> _WHAT THE TASK REQUIRES_
What's needed is an exact copy of the lines from the one that contains "Give me the" to the end of the data below, leaving the pictures out.

> _DATASET RECORDS_
|---|

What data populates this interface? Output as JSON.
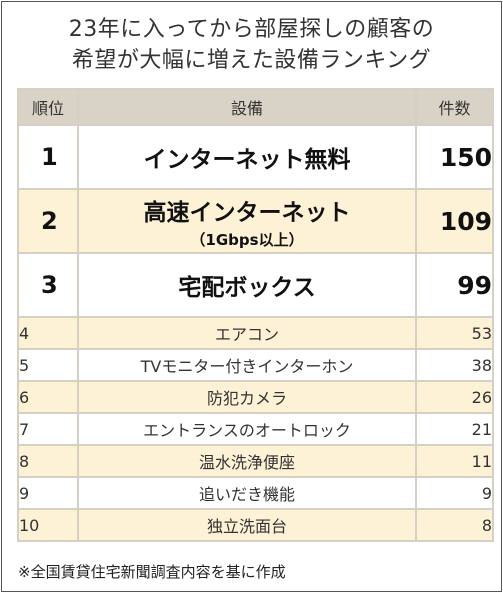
{
  "title_line1": "23年に入ってから部屋探しの顧客の",
  "title_line2": "希望が大幅に増えた設備ランキング",
  "headers": {
    "rank": "順位",
    "item": "設備",
    "count": "件数"
  },
  "rows": [
    {
      "rank": "1",
      "item": "インターネット無料",
      "sub": "",
      "count": "150"
    },
    {
      "rank": "2",
      "item": "高速インターネット",
      "sub": "（1Gbps以上）",
      "count": "109"
    },
    {
      "rank": "3",
      "item": "宅配ボックス",
      "sub": "",
      "count": "99"
    },
    {
      "rank": "4",
      "item": "エアコン",
      "sub": "",
      "count": "53"
    },
    {
      "rank": "5",
      "item": "TVモニター付きインターホン",
      "sub": "",
      "count": "38"
    },
    {
      "rank": "6",
      "item": "防犯カメラ",
      "sub": "",
      "count": "26"
    },
    {
      "rank": "7",
      "item": "エントランスのオートロック",
      "sub": "",
      "count": "21"
    },
    {
      "rank": "8",
      "item": "温水洗浄便座",
      "sub": "",
      "count": "11"
    },
    {
      "rank": "9",
      "item": "追いだき機能",
      "sub": "",
      "count": "9"
    },
    {
      "rank": "10",
      "item": "独立洗面台",
      "sub": "",
      "count": "8"
    }
  ],
  "note": "※全国賃貸住宅新聞調査内容を基に作成",
  "colors": {
    "header_bg": "#d9d2c6",
    "stripe_bg": "#fdf1d6",
    "border": "#d6d0c4"
  },
  "chart_data": {
    "type": "table",
    "columns": [
      "順位",
      "設備",
      "件数"
    ],
    "categories": [
      "インターネット無料",
      "高速インターネット（1Gbps以上）",
      "宅配ボックス",
      "エアコン",
      "TVモニター付きインターホン",
      "防犯カメラ",
      "エントランスのオートロック",
      "温水洗浄便座",
      "追いだき機能",
      "独立洗面台"
    ],
    "values": [
      150,
      109,
      99,
      53,
      38,
      26,
      21,
      11,
      9,
      8
    ]
  }
}
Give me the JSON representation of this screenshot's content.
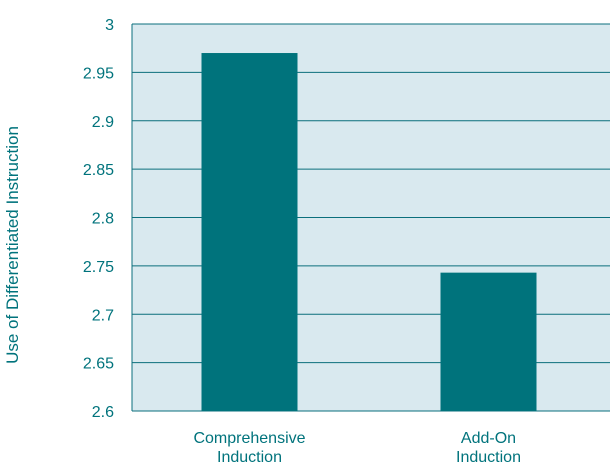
{
  "chart_data": {
    "type": "bar",
    "categories": [
      [
        "Comprehensive",
        "Induction"
      ],
      [
        "Add-On",
        "Induction"
      ]
    ],
    "values": [
      2.97,
      2.743
    ],
    "title": "",
    "xlabel": "",
    "ylabel": "Use of Differentiated Instruction",
    "ylim": [
      2.6,
      3.0
    ],
    "yticks": [
      "2.6",
      "2.65",
      "2.7",
      "2.75",
      "2.8",
      "2.85",
      "2.9",
      "2.95",
      "3"
    ],
    "grid": true,
    "colors": {
      "bar": "#00737c",
      "plot_background": "#d9e9ef",
      "gridline": "#0b6f7c",
      "text": "#00737c"
    }
  }
}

|---|

> _SOLUTION TO THIS PROBLEM_
Give me the JSON representation of this screenshot's content.
{
  "chart_data": {
    "type": "bar",
    "categories": [
      [
        "Comprehensive",
        "Induction"
      ],
      [
        "Add-On",
        "Induction"
      ]
    ],
    "values": [
      2.97,
      2.743
    ],
    "title": "",
    "xlabel": "",
    "ylabel": "Use of Differentiated Instruction",
    "ylim": [
      2.6,
      3.0
    ],
    "yticks": [
      "2.6",
      "2.65",
      "2.7",
      "2.75",
      "2.8",
      "2.85",
      "2.9",
      "2.95",
      "3"
    ],
    "grid": true,
    "colors": {
      "bar": "#00737c",
      "plot_background": "#d9e9ef",
      "gridline": "#0b6f7c",
      "text": "#00737c"
    }
  }
}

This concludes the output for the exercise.